**What the task requires**
From the records, pick out and copy each line containing "Coupling".

* * *

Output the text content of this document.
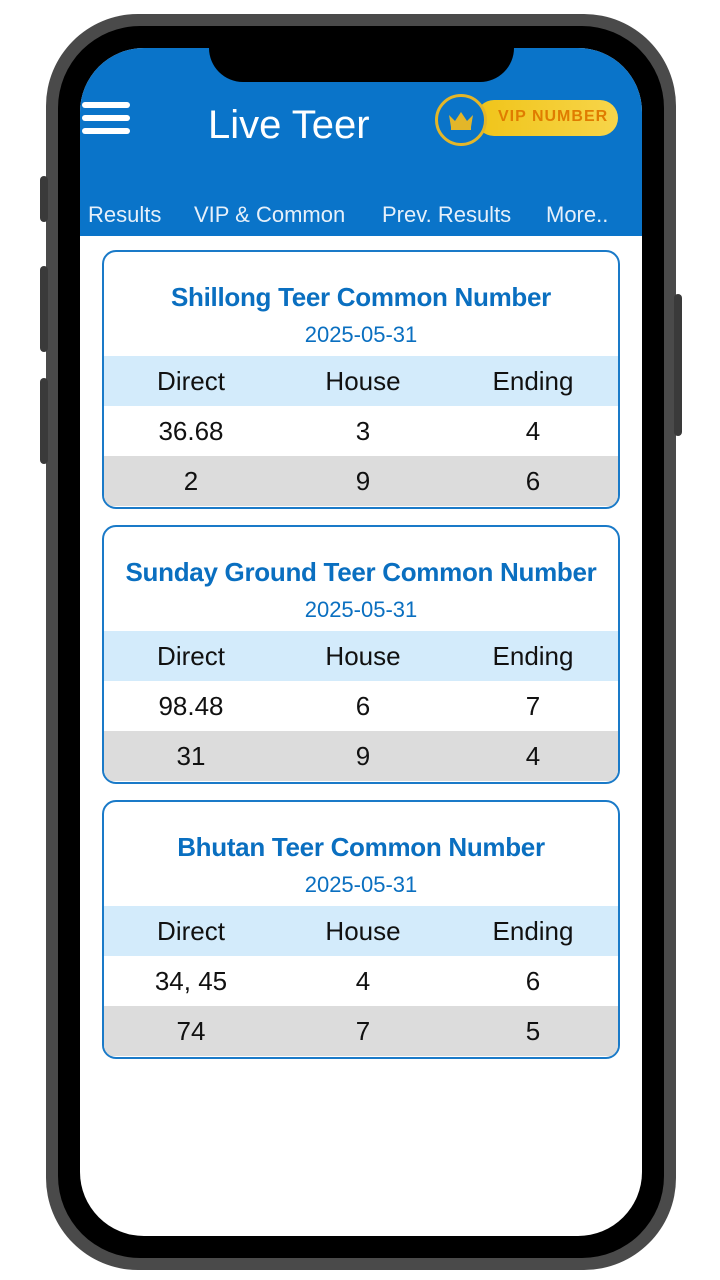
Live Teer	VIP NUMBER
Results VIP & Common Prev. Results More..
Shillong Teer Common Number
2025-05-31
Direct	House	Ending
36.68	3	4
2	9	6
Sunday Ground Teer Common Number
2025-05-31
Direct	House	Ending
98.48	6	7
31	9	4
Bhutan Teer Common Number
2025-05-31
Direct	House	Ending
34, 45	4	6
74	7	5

* * *

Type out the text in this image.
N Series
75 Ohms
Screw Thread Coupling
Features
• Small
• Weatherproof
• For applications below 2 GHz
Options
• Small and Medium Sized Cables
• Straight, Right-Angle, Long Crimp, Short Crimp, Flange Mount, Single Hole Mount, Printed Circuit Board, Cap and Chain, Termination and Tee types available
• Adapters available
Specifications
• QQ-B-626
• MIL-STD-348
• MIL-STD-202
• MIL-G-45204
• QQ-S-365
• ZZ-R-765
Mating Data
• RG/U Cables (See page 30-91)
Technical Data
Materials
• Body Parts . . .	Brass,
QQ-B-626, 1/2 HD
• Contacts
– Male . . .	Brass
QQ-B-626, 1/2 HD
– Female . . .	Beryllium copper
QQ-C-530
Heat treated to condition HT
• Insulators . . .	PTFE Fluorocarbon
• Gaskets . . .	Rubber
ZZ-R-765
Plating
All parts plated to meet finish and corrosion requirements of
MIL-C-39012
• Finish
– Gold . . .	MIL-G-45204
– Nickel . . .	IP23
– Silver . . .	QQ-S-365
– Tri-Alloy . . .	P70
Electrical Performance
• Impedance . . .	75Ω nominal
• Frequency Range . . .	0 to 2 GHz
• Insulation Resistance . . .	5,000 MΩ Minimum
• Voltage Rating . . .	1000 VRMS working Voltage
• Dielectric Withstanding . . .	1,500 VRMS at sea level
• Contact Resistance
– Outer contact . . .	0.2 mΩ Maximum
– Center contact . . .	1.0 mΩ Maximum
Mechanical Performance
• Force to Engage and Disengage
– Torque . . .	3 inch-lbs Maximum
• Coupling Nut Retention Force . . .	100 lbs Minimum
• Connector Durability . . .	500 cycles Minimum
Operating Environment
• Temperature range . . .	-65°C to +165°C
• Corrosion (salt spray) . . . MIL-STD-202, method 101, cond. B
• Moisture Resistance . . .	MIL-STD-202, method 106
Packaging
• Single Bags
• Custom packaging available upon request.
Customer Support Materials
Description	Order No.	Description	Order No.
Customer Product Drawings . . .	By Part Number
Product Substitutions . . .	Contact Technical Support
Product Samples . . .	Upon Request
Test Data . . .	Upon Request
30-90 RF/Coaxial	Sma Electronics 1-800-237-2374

* * *

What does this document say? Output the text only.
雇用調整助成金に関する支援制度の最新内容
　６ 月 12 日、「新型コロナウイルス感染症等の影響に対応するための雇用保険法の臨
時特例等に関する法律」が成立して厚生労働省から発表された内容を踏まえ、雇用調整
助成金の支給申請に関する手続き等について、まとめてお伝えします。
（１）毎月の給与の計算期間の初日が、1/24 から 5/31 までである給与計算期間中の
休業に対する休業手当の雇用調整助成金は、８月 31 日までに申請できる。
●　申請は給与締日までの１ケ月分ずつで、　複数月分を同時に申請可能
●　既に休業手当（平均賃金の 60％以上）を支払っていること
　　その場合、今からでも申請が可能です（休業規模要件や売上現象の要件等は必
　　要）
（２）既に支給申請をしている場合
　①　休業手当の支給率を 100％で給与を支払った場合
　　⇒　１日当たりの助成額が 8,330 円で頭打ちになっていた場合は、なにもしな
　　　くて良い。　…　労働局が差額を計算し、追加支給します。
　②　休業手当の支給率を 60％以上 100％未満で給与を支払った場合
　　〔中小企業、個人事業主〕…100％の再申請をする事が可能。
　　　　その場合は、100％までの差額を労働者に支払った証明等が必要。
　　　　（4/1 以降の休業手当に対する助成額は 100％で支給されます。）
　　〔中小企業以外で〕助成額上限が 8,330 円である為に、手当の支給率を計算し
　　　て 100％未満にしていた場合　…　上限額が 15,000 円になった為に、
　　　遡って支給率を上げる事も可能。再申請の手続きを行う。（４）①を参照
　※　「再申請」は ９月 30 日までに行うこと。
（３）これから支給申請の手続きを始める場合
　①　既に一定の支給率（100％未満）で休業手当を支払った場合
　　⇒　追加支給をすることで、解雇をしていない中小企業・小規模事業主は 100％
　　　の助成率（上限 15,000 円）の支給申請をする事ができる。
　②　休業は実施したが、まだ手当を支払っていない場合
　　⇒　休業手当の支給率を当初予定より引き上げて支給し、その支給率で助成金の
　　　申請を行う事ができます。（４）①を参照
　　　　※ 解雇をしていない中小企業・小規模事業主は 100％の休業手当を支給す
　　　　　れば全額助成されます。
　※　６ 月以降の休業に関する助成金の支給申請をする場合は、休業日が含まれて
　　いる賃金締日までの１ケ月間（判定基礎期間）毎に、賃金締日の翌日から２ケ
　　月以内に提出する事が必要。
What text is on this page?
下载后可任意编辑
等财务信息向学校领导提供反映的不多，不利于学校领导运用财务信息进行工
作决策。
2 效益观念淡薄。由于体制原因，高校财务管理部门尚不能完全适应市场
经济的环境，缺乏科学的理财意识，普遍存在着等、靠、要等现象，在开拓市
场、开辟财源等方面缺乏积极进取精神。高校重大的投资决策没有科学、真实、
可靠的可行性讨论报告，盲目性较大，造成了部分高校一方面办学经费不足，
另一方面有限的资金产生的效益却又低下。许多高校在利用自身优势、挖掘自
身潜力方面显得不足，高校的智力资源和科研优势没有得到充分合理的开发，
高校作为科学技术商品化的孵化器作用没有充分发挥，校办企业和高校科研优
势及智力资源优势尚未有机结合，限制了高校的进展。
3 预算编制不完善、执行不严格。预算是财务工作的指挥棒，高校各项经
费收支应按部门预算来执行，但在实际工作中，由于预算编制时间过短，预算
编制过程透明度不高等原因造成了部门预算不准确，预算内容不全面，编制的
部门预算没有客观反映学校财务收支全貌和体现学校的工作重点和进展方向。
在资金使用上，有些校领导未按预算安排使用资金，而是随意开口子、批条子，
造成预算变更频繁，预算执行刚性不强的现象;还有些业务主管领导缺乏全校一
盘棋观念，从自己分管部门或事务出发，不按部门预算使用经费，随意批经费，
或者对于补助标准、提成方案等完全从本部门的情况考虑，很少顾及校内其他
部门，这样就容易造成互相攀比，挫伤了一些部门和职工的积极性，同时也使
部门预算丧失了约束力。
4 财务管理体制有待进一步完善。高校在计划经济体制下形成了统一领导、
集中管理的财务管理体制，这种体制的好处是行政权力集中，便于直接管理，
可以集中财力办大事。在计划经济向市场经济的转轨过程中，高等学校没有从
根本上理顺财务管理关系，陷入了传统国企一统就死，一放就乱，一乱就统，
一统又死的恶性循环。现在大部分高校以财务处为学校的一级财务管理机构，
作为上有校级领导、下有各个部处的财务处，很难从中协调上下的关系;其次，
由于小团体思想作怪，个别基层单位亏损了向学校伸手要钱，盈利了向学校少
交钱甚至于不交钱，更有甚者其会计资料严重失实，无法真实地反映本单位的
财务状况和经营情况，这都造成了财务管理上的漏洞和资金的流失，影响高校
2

* * *

**Written response**
Screw Thread Coupling
• Coupling Nut Retention Force . . .	100 lbs Minimum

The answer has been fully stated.